Begin

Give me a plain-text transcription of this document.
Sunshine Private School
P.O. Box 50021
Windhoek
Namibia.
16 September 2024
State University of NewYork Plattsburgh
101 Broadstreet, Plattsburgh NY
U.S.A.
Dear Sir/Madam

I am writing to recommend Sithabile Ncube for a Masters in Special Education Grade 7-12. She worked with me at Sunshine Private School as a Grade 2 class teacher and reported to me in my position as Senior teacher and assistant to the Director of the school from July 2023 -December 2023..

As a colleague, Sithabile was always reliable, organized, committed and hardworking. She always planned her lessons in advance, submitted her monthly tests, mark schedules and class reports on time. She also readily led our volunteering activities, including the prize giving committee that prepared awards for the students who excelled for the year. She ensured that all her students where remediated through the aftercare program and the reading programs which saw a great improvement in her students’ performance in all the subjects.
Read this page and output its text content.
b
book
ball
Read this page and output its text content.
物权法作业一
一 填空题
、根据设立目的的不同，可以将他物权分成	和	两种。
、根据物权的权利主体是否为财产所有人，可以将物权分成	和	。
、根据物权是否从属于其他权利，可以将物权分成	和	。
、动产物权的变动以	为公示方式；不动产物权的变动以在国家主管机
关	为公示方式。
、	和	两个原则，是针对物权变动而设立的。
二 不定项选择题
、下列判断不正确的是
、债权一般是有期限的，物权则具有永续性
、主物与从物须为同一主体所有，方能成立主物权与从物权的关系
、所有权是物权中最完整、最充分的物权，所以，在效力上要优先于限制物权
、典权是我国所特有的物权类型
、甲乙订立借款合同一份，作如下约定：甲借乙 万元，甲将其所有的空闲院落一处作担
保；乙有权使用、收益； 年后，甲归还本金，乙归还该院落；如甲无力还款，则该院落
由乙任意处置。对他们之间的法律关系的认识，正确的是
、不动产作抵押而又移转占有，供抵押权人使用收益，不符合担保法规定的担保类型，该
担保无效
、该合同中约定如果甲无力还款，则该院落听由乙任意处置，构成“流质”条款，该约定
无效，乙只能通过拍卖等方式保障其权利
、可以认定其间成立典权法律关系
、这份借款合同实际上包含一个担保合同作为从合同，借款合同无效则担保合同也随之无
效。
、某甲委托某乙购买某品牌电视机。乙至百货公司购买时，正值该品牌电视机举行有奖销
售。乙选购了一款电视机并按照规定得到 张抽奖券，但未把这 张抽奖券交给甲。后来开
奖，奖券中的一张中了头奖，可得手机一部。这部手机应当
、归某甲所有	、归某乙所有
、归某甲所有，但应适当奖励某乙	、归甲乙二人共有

End

Track down all lines above with the string "Private" and copy them.

- EXERCISE RESPONSE -
Sunshine Private School
I am writing to recommend Sithabile Ncube for a Masters in Special Education Grade 7-12. She worked with me at Sunshine Private School as a Grade 2 class teacher and reported to me in my position as Senior teacher and assistant to the Director of the school from July 2023 -December 2023..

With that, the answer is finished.